■ WHAT YOU NEED TO DO: Find and return each line containing "SEGÚN".

■ INFORMATION SHOWN:
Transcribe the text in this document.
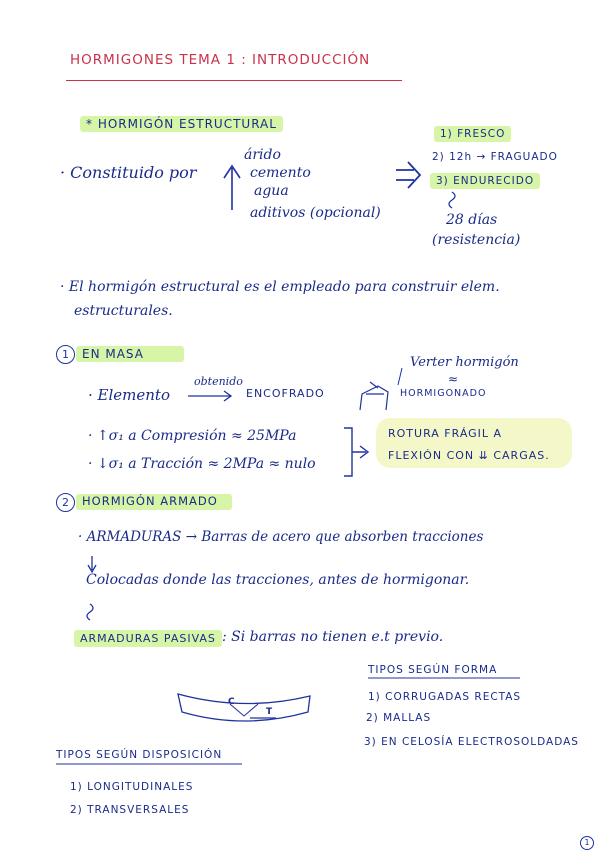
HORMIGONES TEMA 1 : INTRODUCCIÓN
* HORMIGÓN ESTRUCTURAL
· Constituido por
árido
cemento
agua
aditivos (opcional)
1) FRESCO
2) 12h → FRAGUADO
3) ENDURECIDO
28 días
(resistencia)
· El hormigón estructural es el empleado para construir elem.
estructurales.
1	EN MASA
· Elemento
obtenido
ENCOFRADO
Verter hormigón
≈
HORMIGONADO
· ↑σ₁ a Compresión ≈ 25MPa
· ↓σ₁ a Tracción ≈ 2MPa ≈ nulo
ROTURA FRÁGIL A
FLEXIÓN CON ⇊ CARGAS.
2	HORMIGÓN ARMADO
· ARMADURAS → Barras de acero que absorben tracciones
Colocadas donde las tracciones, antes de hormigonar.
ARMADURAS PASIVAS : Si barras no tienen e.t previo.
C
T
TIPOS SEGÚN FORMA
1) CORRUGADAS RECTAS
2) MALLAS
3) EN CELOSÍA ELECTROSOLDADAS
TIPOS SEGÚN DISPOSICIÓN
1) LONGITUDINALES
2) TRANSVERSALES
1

■ RESULT OF THE TASK:
TIPOS SEGÚN FORMA
TIPOS SEGÚN DISPOSICIÓN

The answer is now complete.